• Data listing
--- --- ---

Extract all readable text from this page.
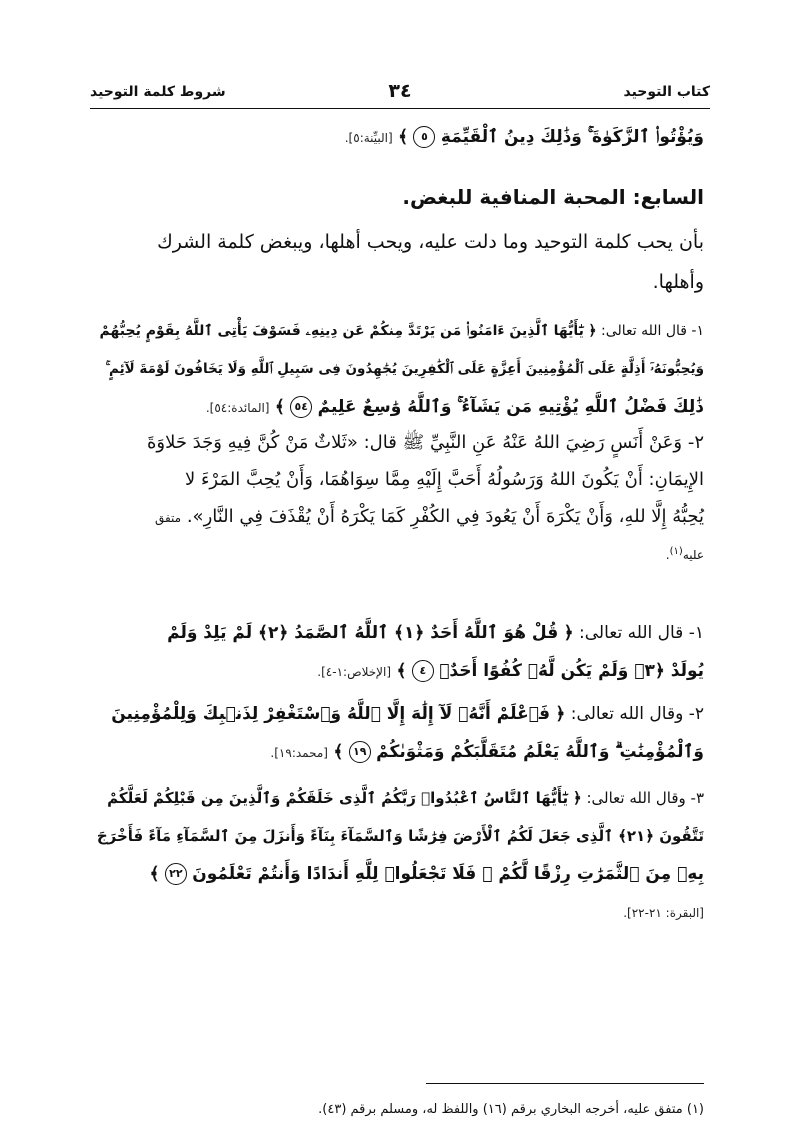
كتاب التوحيد
٣٤
شروط كلمة التوحيد
وَيُؤْتُوا۟ ٱلزَّكَوٰةَ ۚ وَذَٰلِكَ دِينُ ٱلْقَيِّمَةِ ٥ ﴾ [البيِّنة:٥].
السابع: المحبة المنافية للبغض.
بأن يحب كلمة التوحيد وما دلت عليه، ويحب أهلها، ويبغض كلمة الشرك
وأهلها.
١- قال الله تعالى: ﴿ يَٰٓأَيُّهَا ٱلَّذِينَ ءَامَنُوا۟ مَن يَرْتَدَّ مِنكُمْ عَن دِينِهِۦ فَسَوْفَ يَأْتِى ٱللَّهُ بِقَوْمٍ يُحِبُّهُمْ
وَيُحِبُّونَهُۥٓ أَذِلَّةٍ عَلَى ٱلْمُؤْمِنِينَ أَعِزَّةٍ عَلَى ٱلْكَٰفِرِينَ يُجَٰهِدُونَ فِى سَبِيلِ ٱللَّهِ وَلَا يَخَافُونَ لَوْمَةَ لَآئِمٍ ۚ
ذَٰلِكَ فَضْلُ ٱللَّهِ يُؤْتِيهِ مَن يَشَآءُ ۚ وَٱللَّهُ وَٰسِعٌ عَلِيمٌ ٥٤ ﴾ [المائدة:٥٤].
٢- وَعَنْ أَنَسٍ رَضِيَ اللهُ عَنْهُ عَنِ النَّبِيِّ ﷺ قال: «ثَلاثٌ مَنْ كُنَّ فِيهِ وَجَدَ حَلاوَةَ
الإِيمَانِ: أَنْ يَكُونَ اللهُ وَرَسُولُهُ أَحَبَّ إِلَيْهِ مِمَّا سِوَاهُمَا، وَأَنْ يُحِبَّ المَرْءَ لا
يُحِبُّهُ إِلَّا للهِ، وَأَنْ يَكْرَهَ أَنْ يَعُودَ فِي الكُفْرِ كَمَا يَكْرَهُ أَنْ يُقْذَفَ فِي النَّارِ». متفق
عليه$^{(١)}$.
١- قال الله تعالى: ﴿ قُلْ هُوَ ٱللَّهُ أَحَدٌ ﴿١﴾ ٱللَّهُ ٱلصَّمَدُ ﴿٢﴾ لَمْ يَلِدْ وَلَمْ
يُولَدْ ﴿٣﴾ وَلَمْ يَكُن لَّهُۥ كُفُوًا أَحَدٌۢ ٤ ﴾ [الإخلاص:١-٤].
٢- وقال الله تعالى: ﴿ فَٱعْلَمْ أَنَّهُۥ لَآ إِلَٰهَ إِلَّا ٱللَّهُ وَٱسْتَغْفِرْ لِذَنۢبِكَ وَلِلْمُؤْمِنِينَ
وَٱلْمُؤْمِنَٰتِ ۗ وَٱللَّهُ يَعْلَمُ مُتَقَلَّبَكُمْ وَمَثْوَىٰكُمْ ١٩ ﴾ [محمد:١٩].
٣- وقال الله تعالى: ﴿ يَٰٓأَيُّهَا ٱلنَّاسُ ٱعْبُدُوا۟ رَبَّكُمُ ٱلَّذِى خَلَقَكُمْ وَٱلَّذِينَ مِن قَبْلِكُمْ لَعَلَّكُمْ
تَتَّقُونَ ﴿٢١﴾ ٱلَّذِى جَعَلَ لَكُمُ ٱلْأَرْضَ فِرَٰشًا وَٱلسَّمَآءَ بِنَآءً وَأَنزَلَ مِنَ ٱلسَّمَآءِ مَآءً فَأَخْرَجَ
بِهِۦ مِنَ ٱلثَّمَرَٰتِ رِزْقًا لَّكُمْ ۖ فَلَا تَجْعَلُوا۟ لِلَّهِ أَندَادًا وَأَنتُمْ تَعْلَمُونَ ٢٢ ﴾
[البقرة: ٢١-٢٢].
(١) متفق عليه، أخرجه البخاري برقم (١٦) واللفظ له، ومسلم برقم (٤٣).
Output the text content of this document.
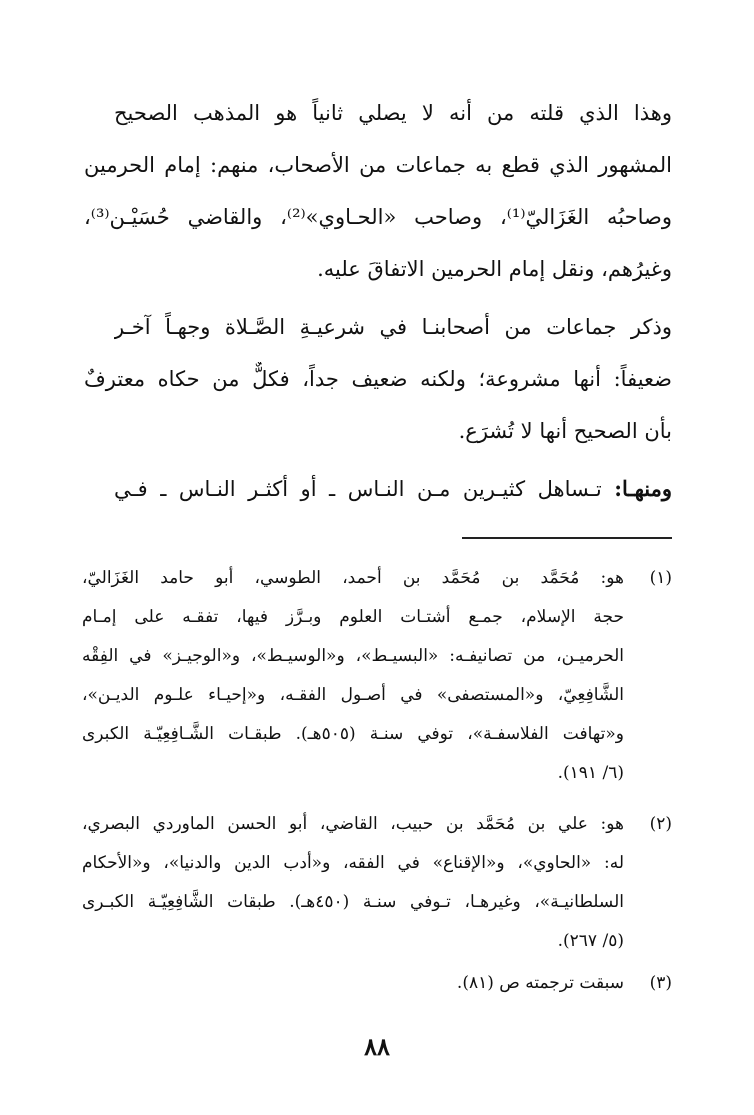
وهذا الذي قلته من أنه لا يصلي ثانياً هو المذهب الصحيح
المشهور الذي قطع به جماعات من الأصحاب، منهم: إمام الحرمين
وصاحبُه الغَزَاليّ⁽¹⁾، وصاحب «الحـاوي»⁽²⁾، والقاضي حُسَيْـن⁽³⁾،
وغيرُهم، ونقل إمام الحرمين الاتفاقَ عليه.
وذكر جماعات من أصحابنـا في شرعيـةِ الصَّـلاة وجهـاً آخـر
ضعيفاً: أنها مشروعة؛ ولكنه ضعيف جداً، فكلٌّ من حكاه معترفٌ
بأن الصحيح أنها لا تُشرَع.
ومنهـا: تـساهل كثيـرين مـن النـاس ـ أو أكثـر النـاس ـ فـي
(١)
هو: مُحَمَّد بن مُحَمَّد بن أحمد، الطوسي، أبو حامد الغَزَاليّ،
حجة الإسلام، جمـع أشتـات العلوم وبـرَّز فيها، تفقـه على إمـام
الحرميـن، من تصانيفـه: «البسيـط»، و«الوسيـط»، و«الوجيـز» في الفِقْه
الشَّافِعِيّ، و«المستصفى» في أصـول الفقـه، و«إحيـاء علـوم الديـن»،
و«تهافت الفلاسفـة»، توفي سنـة (٥٠٥هـ). طبقـات الشَّـافِعِيّـة الكبرى
(٦/ ١٩١).
(٢)
هو: علي بن مُحَمَّد بن حبيب، القاضي، أبو الحسن الماوردي البصري،
له: «الحاوي»، و«الإقناع» في الفقه، و«أدب الدين والدنيا»، و«الأحكام
السلطانيـة»، وغيرهـا، تـوفي سنـة (٤٥٠هـ). طبقات الشَّافِعِيّـة الكبـرى
(٥/ ٢٦٧).
(٣)
سبقت ترجمته ص (٨١).
٨٨
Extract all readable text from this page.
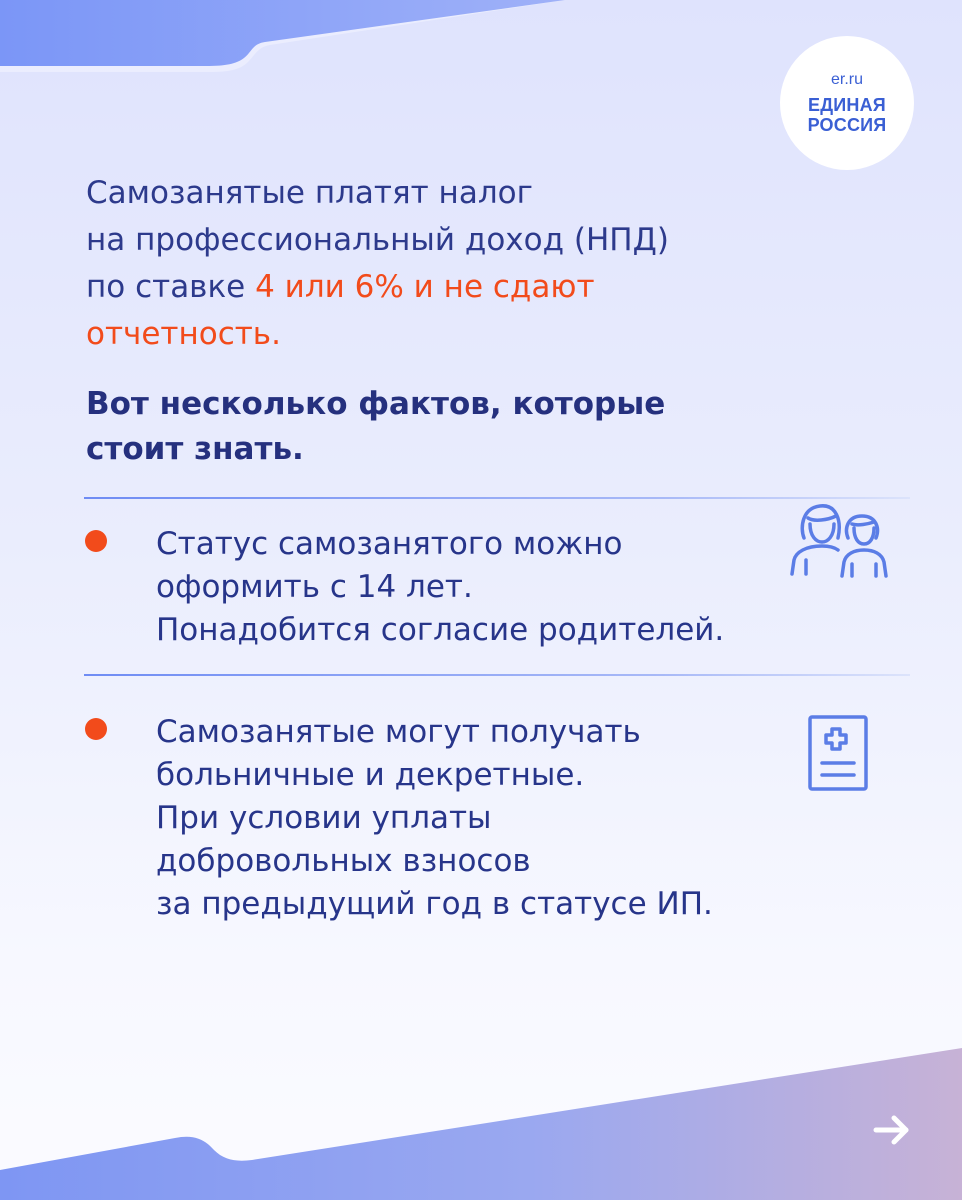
er.ru
ЕДИНАЯ
РОССИЯ
Самозанятые платят налог
на профессиональный доход (НПД)
по ставке 4 или 6% и не сдают
отчетность.
Вот несколько фактов, которые
стоит знать.
Статус самозанятого можно
оформить с 14 лет.
Понадобится согласие родителей.
Самозанятые могут получать
больничные и декретные.
При условии уплаты
добровольных взносов
за предыдущий год в статусе ИП.
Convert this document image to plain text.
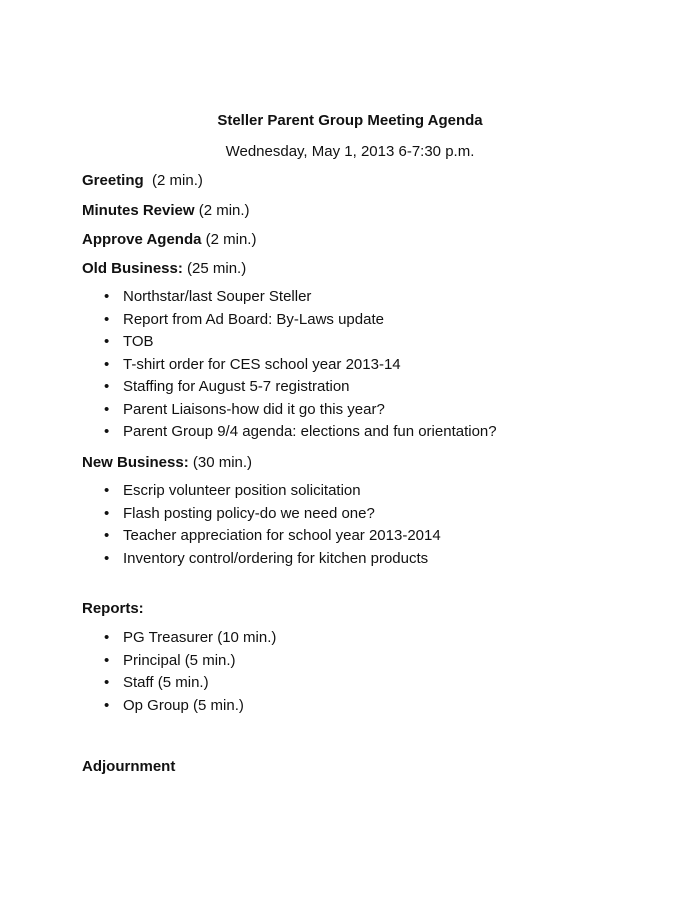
Steller Parent Group Meeting Agenda
Wednesday, May 1, 2013 6-7:30 p.m.
Greeting  (2 min.)
Minutes Review (2 min.)
Approve Agenda (2 min.)
Old Business: (25 min.)
• Northstar/last Souper Steller
• Report from Ad Board: By-Laws update
• TOB
• T-shirt order for CES school year 2013-14
• Staffing for August 5-7 registration
• Parent Liaisons-how did it go this year?
• Parent Group 9/4 agenda: elections and fun orientation?
New Business: (30 min.)
• Escrip volunteer position solicitation
• Flash posting policy-do we need one?
• Teacher appreciation for school year 2013-2014
• Inventory control/ordering for kitchen products
Reports:
• PG Treasurer (10 min.)
• Principal (5 min.)
• Staff (5 min.)
• Op Group (5 min.)
Adjournment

--- --- ---

• Objective
Your job is to transcribe the entries above exactly; skip the pictures.

• Correct result
Extract all readable text from this page.
كتاب التوحيد
٣٤
شروط كلمة التوحيد
وَيُؤْتُوا۟ ٱلزَّكَوٰةَ ۚ وَذَٰلِكَ دِينُ ٱلْقَيِّمَةِ ٥ ﴾ [البيِّنة:٥].
السابع: المحبة المنافية للبغض.
بأن يحب كلمة التوحيد وما دلت عليه، ويحب أهلها، ويبغض كلمة الشرك
وأهلها.
١- قال الله تعالى: ﴿ يَٰٓأَيُّهَا ٱلَّذِينَ ءَامَنُوا۟ مَن يَرْتَدَّ مِنكُمْ عَن دِينِهِۦ فَسَوْفَ يَأْتِى ٱللَّهُ بِقَوْمٍ يُحِبُّهُمْ
وَيُحِبُّونَهُۥٓ أَذِلَّةٍ عَلَى ٱلْمُؤْمِنِينَ أَعِزَّةٍ عَلَى ٱلْكَٰفِرِينَ يُجَٰهِدُونَ فِى سَبِيلِ ٱللَّهِ وَلَا يَخَافُونَ لَوْمَةَ لَآئِمٍ ۚ
ذَٰلِكَ فَضْلُ ٱللَّهِ يُؤْتِيهِ مَن يَشَآءُ ۚ وَٱللَّهُ وَٰسِعٌ عَلِيمٌ ٥٤ ﴾ [المائدة:٥٤].
٢- وَعَنْ أَنَسٍ رَضِيَ اللهُ عَنْهُ عَنِ النَّبِيِّ ﷺ قال: «ثَلاثٌ مَنْ كُنَّ فِيهِ وَجَدَ حَلاوَةَ
الإِيمَانِ: أَنْ يَكُونَ اللهُ وَرَسُولُهُ أَحَبَّ إِلَيْهِ مِمَّا سِوَاهُمَا، وَأَنْ يُحِبَّ المَرْءَ لا
يُحِبُّهُ إِلَّا للهِ، وَأَنْ يَكْرَهَ أَنْ يَعُودَ فِي الكُفْرِ كَمَا يَكْرَهُ أَنْ يُقْذَفَ فِي النَّارِ». متفق
عليه$^{(١)}$.
١- قال الله تعالى: ﴿ قُلْ هُوَ ٱللَّهُ أَحَدٌ ﴿١﴾ ٱللَّهُ ٱلصَّمَدُ ﴿٢﴾ لَمْ يَلِدْ وَلَمْ
يُولَدْ ﴿٣﴾ وَلَمْ يَكُن لَّهُۥ كُفُوًا أَحَدٌۢ ٤ ﴾ [الإخلاص:١-٤].
٢- وقال الله تعالى: ﴿ فَٱعْلَمْ أَنَّهُۥ لَآ إِلَٰهَ إِلَّا ٱللَّهُ وَٱسْتَغْفِرْ لِذَنۢبِكَ وَلِلْمُؤْمِنِينَ
وَٱلْمُؤْمِنَٰتِ ۗ وَٱللَّهُ يَعْلَمُ مُتَقَلَّبَكُمْ وَمَثْوَىٰكُمْ ١٩ ﴾ [محمد:١٩].
٣- وقال الله تعالى: ﴿ يَٰٓأَيُّهَا ٱلنَّاسُ ٱعْبُدُوا۟ رَبَّكُمُ ٱلَّذِى خَلَقَكُمْ وَٱلَّذِينَ مِن قَبْلِكُمْ لَعَلَّكُمْ
تَتَّقُونَ ﴿٢١﴾ ٱلَّذِى جَعَلَ لَكُمُ ٱلْأَرْضَ فِرَٰشًا وَٱلسَّمَآءَ بِنَآءً وَأَنزَلَ مِنَ ٱلسَّمَآءِ مَآءً فَأَخْرَجَ
بِهِۦ مِنَ ٱلثَّمَرَٰتِ رِزْقًا لَّكُمْ ۖ فَلَا تَجْعَلُوا۟ لِلَّهِ أَندَادًا وَأَنتُمْ تَعْلَمُونَ ٢٢ ﴾
[البقرة: ٢١-٢٢].
(١) متفق عليه، أخرجه البخاري برقم (١٦) واللفظ له، ومسلم برقم (٤٣).
Output the text content of this document.
وهذا الذي قلته من أنه لا يصلي ثانياً هو المذهب الصحيح
المشهور الذي قطع به جماعات من الأصحاب، منهم: إمام الحرمين
وصاحبُه الغَزَاليّ⁽¹⁾، وصاحب «الحـاوي»⁽²⁾، والقاضي حُسَيْـن⁽³⁾،
وغيرُهم، ونقل إمام الحرمين الاتفاقَ عليه.
وذكر جماعات من أصحابنـا في شرعيـةِ الصَّـلاة وجهـاً آخـر
ضعيفاً: أنها مشروعة؛ ولكنه ضعيف جداً، فكلٌّ من حكاه معترفٌ
بأن الصحيح أنها لا تُشرَع.
ومنهـا: تـساهل كثيـرين مـن النـاس ـ أو أكثـر النـاس ـ فـي
(١)
هو: مُحَمَّد بن مُحَمَّد بن أحمد، الطوسي، أبو حامد الغَزَاليّ،
حجة الإسلام، جمـع أشتـات العلوم وبـرَّز فيها، تفقـه على إمـام
الحرميـن، من تصانيفـه: «البسيـط»، و«الوسيـط»، و«الوجيـز» في الفِقْه
الشَّافِعِيّ، و«المستصفى» في أصـول الفقـه، و«إحيـاء علـوم الديـن»،
و«تهافت الفلاسفـة»، توفي سنـة (٥٠٥هـ). طبقـات الشَّـافِعِيّـة الكبرى
(٦/ ١٩١).
(٢)
هو: علي بن مُحَمَّد بن حبيب، القاضي، أبو الحسن الماوردي البصري،
له: «الحاوي»، و«الإقناع» في الفقه، و«أدب الدين والدنيا»، و«الأحكام
السلطانيـة»، وغيرهـا، تـوفي سنـة (٤٥٠هـ). طبقات الشَّافِعِيّـة الكبـرى
(٥/ ٢٦٧).
(٣)
سبقت ترجمته ص (٨١).
٨٨
Extract all readable text from this page.
er.ru
ЕДИНАЯ
РОССИЯ
Самозанятые платят налог
на профессиональный доход (НПД)
по ставке 4 или 6% и не сдают
отчетность.
Вот несколько фактов, которые
стоит знать.
Статус самозанятого можно
оформить с 14 лет.
Понадобится согласие родителей.
Самозанятые могут получать
больничные и декретные.
При условии уплаты
добровольных взносов
за предыдущий год в статусе ИП.
Convert this document image to plain text.
Steller Parent Group Meeting Agenda
Wednesday, May 1, 2013 6-7:30 p.m.
Greeting  (2 min.)
Minutes Review (2 min.)
Approve Agenda (2 min.)
Old Business: (25 min.)
• Northstar/last Souper Steller
• Report from Ad Board: By-Laws update
• TOB
• T-shirt order for CES school year 2013-14
• Staffing for August 5-7 registration
• Parent Liaisons-how did it go this year?
• Parent Group 9/4 agenda: elections and fun orientation?
New Business: (30 min.)
• Escrip volunteer position solicitation
• Flash posting policy-do we need one?
• Teacher appreciation for school year 2013-2014
• Inventory control/ordering for kitchen products
Reports:
• PG Treasurer (10 min.)
• Principal (5 min.)
• Staff (5 min.)
• Op Group (5 min.)
Adjournment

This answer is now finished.